▶ Exercise goal:
Single out the lines of the material that contain "coding" and copy them.

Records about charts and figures
>> Start
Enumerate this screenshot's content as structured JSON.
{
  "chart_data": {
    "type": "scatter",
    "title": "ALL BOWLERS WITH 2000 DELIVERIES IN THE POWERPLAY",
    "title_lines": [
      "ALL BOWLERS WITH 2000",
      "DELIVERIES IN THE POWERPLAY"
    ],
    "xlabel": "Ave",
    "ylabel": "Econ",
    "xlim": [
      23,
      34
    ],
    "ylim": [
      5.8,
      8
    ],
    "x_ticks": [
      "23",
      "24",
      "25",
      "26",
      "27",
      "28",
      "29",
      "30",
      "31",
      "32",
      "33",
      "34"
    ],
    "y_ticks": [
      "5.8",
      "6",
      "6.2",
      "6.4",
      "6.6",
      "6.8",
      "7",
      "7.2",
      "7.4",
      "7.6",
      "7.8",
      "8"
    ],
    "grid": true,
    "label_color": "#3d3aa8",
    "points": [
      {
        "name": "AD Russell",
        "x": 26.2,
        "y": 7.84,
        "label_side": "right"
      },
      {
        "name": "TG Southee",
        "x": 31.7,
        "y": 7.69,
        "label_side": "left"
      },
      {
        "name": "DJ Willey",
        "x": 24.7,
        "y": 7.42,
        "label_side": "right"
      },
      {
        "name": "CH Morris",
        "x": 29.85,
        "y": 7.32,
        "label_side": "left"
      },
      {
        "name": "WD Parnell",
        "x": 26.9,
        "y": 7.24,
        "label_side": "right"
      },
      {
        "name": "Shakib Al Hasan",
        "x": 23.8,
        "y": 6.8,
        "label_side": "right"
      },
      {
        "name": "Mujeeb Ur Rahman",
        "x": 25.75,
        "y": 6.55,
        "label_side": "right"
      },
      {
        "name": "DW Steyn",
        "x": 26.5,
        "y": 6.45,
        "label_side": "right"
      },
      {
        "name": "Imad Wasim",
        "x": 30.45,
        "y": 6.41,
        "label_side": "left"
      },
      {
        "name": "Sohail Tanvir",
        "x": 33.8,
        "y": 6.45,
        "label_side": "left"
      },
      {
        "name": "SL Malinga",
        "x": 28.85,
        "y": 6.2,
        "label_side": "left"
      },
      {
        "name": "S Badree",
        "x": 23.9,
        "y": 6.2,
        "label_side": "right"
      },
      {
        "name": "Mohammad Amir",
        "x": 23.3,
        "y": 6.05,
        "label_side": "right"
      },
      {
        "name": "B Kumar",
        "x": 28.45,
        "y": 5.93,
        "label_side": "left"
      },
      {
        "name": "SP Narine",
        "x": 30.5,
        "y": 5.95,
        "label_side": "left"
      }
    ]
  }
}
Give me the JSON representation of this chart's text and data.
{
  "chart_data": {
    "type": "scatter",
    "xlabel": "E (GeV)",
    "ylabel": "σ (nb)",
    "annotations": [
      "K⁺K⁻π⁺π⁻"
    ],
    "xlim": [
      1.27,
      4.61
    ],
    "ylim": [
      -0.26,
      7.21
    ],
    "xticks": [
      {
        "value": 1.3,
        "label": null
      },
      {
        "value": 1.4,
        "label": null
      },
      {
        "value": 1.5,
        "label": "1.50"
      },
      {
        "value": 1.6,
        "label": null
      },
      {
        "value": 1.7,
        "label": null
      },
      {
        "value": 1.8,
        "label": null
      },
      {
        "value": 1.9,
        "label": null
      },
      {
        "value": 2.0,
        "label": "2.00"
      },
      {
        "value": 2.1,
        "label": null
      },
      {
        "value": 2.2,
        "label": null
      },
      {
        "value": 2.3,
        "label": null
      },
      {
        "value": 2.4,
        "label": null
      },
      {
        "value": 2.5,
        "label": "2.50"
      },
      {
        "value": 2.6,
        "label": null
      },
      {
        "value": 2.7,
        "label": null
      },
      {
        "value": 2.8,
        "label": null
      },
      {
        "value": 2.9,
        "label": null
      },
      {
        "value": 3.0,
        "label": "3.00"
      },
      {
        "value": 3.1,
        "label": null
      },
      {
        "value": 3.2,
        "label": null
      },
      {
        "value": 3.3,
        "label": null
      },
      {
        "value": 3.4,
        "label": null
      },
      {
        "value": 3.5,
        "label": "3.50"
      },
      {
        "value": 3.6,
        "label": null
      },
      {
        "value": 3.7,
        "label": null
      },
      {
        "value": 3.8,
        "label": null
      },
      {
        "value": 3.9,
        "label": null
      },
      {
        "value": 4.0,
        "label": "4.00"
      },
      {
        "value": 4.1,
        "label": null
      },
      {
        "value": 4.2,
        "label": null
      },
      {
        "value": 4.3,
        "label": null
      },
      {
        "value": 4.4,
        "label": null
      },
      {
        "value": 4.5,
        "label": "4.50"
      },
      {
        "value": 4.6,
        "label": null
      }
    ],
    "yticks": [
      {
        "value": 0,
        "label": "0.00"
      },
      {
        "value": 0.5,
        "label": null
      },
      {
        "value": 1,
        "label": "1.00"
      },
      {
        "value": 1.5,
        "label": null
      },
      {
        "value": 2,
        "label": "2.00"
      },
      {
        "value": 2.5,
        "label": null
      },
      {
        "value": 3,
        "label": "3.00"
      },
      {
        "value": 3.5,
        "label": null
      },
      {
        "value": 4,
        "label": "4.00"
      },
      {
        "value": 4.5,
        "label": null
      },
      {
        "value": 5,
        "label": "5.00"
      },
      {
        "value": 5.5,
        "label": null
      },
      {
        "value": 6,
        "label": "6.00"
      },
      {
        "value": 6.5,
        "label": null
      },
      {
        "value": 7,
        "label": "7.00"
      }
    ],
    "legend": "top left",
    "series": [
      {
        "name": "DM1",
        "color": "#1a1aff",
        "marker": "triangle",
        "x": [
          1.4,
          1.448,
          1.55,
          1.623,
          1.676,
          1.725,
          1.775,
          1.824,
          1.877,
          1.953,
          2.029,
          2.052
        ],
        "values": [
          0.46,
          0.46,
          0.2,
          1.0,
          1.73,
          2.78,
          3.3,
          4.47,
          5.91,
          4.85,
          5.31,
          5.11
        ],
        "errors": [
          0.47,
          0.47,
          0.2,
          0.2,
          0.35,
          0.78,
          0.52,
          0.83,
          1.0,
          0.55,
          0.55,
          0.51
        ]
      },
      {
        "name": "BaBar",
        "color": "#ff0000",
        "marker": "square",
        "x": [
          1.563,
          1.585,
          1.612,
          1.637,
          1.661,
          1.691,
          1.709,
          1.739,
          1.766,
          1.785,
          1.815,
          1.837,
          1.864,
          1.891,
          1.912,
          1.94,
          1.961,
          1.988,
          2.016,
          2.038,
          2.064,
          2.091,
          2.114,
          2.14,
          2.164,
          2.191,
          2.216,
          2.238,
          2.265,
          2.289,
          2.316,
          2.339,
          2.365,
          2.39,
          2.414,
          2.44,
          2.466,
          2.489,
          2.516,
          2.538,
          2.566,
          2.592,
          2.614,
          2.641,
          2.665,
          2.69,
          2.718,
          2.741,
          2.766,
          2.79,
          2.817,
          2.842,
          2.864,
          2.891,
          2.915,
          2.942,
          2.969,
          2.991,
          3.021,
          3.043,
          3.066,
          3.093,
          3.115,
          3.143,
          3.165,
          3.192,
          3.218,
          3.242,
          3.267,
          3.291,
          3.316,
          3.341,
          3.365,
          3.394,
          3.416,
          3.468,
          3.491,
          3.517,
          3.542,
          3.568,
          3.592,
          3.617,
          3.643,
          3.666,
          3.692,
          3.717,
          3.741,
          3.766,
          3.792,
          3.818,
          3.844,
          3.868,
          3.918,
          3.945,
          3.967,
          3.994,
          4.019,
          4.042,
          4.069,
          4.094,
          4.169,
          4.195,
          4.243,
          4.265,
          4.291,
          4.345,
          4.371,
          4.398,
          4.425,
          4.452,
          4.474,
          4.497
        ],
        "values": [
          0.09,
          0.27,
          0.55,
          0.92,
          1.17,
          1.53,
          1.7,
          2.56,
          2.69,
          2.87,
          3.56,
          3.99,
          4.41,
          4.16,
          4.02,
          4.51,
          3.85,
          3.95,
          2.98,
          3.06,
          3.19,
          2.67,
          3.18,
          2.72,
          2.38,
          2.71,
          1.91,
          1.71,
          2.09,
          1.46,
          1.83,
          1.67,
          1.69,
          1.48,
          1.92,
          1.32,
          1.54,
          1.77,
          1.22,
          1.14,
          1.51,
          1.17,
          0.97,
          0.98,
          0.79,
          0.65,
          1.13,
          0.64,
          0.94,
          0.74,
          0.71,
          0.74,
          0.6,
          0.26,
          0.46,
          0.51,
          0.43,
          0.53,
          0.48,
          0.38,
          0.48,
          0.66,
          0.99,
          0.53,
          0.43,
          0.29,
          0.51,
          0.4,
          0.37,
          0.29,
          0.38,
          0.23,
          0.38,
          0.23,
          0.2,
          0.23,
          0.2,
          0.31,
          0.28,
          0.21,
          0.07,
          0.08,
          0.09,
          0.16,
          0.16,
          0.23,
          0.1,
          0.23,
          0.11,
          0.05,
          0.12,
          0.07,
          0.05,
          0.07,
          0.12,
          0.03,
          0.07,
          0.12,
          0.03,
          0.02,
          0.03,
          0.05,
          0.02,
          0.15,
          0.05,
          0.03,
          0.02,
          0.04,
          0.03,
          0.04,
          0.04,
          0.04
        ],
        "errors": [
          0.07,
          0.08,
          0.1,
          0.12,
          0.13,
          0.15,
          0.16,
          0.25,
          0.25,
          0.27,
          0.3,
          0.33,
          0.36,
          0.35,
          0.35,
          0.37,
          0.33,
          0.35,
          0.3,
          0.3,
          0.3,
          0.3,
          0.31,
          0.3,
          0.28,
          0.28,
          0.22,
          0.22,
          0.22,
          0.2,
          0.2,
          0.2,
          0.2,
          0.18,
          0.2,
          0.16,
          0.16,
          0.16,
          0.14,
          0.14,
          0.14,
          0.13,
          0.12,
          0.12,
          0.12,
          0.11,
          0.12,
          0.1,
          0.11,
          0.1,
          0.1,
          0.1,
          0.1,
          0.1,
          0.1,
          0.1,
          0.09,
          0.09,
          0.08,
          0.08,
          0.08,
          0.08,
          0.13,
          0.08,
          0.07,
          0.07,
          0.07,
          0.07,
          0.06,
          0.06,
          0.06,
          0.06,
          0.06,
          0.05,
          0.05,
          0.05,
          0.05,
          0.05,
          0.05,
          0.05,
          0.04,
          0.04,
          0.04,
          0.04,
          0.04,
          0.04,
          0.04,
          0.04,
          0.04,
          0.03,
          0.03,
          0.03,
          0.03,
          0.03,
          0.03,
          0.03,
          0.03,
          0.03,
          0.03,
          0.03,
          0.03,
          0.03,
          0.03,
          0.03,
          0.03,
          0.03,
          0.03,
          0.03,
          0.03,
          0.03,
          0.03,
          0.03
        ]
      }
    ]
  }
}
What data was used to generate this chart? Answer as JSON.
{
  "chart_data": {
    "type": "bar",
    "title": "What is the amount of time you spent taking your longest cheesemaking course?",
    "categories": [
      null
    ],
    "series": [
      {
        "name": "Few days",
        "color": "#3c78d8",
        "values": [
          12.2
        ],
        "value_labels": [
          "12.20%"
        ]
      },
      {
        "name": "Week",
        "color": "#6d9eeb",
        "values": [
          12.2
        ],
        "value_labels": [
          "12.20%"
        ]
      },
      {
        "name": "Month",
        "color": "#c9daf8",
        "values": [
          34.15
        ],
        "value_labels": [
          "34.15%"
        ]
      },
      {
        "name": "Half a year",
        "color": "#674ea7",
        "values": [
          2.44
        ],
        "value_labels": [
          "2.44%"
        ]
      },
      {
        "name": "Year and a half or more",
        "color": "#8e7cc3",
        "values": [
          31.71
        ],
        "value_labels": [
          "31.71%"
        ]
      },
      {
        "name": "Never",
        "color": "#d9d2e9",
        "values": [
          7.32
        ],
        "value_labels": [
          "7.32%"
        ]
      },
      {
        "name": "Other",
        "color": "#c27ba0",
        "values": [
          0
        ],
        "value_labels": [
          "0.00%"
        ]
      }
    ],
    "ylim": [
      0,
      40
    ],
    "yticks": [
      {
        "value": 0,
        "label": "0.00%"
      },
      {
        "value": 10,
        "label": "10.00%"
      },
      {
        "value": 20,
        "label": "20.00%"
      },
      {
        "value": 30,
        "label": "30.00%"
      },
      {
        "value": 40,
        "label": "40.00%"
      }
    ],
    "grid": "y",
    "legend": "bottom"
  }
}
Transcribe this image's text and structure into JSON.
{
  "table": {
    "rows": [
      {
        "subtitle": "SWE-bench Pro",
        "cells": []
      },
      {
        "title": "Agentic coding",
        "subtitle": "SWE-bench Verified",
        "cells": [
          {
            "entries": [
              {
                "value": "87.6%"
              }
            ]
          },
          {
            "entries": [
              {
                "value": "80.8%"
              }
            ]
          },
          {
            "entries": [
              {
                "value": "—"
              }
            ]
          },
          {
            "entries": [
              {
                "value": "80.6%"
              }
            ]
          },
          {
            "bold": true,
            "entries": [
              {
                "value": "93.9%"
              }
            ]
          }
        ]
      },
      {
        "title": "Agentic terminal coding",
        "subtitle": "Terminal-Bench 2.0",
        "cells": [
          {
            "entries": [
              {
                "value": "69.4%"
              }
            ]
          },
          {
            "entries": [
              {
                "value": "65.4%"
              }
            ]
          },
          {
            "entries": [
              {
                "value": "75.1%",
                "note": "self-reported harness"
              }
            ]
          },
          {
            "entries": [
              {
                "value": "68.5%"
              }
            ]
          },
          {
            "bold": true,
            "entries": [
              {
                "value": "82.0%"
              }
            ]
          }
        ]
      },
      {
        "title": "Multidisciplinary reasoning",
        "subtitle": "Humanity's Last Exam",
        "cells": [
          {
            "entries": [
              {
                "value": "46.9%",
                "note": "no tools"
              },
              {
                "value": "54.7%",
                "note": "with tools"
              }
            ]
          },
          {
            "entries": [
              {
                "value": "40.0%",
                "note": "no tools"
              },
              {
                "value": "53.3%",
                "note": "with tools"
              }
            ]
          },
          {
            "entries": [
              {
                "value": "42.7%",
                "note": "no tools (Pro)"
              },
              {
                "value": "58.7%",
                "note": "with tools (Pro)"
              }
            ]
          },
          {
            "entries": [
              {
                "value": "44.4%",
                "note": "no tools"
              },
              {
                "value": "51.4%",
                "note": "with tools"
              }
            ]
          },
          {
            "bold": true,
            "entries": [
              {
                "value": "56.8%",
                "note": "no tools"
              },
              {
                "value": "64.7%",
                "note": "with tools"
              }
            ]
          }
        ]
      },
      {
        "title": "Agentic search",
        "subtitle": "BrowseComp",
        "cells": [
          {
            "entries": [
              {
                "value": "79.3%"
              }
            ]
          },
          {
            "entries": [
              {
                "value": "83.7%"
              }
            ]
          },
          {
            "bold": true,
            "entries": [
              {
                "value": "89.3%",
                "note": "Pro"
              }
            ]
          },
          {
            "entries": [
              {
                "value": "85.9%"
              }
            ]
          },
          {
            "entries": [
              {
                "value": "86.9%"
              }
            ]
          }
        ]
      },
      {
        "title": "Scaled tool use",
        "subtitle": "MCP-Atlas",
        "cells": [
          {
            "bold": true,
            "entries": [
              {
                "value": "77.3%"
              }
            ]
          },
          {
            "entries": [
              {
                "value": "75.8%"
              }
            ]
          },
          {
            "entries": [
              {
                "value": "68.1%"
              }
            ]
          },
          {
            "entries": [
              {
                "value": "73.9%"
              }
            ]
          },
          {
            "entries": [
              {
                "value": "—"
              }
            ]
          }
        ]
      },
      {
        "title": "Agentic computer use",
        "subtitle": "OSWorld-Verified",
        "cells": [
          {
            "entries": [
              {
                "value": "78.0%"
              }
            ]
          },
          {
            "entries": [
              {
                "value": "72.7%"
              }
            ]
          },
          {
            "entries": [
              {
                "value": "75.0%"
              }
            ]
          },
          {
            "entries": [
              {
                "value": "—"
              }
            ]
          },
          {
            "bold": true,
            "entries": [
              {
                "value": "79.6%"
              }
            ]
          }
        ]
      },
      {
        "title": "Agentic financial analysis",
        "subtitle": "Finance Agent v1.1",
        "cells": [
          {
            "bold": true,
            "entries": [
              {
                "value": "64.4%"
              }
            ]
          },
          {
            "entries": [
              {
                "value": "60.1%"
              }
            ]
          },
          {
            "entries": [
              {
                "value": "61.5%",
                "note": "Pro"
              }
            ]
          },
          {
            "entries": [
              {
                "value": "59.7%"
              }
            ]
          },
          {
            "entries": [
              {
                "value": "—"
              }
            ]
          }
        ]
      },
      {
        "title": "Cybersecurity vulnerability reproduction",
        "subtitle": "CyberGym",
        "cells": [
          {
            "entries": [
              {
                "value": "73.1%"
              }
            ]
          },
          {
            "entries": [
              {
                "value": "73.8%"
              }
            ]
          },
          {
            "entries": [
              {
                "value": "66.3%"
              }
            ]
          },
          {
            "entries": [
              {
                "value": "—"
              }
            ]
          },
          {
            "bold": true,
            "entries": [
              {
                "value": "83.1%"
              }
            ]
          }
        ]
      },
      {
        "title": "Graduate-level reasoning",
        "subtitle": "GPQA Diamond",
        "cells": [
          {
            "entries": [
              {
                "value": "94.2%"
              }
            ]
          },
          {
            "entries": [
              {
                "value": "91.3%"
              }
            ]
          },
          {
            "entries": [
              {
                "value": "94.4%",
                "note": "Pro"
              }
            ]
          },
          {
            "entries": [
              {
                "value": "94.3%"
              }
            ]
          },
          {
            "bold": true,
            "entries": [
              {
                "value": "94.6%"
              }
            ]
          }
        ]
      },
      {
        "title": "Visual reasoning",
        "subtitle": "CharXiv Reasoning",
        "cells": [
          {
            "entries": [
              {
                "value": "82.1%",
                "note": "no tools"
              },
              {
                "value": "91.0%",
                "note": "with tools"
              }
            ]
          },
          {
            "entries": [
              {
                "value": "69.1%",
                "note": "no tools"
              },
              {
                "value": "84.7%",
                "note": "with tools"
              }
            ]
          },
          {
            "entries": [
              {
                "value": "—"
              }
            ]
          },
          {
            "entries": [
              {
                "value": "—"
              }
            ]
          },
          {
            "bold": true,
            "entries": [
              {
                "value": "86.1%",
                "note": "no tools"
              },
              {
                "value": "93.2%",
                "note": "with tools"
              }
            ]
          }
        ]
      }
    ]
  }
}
>> End
▶ Complete response:
        "title": "Agentic coding",
        "title": "Agentic terminal coding",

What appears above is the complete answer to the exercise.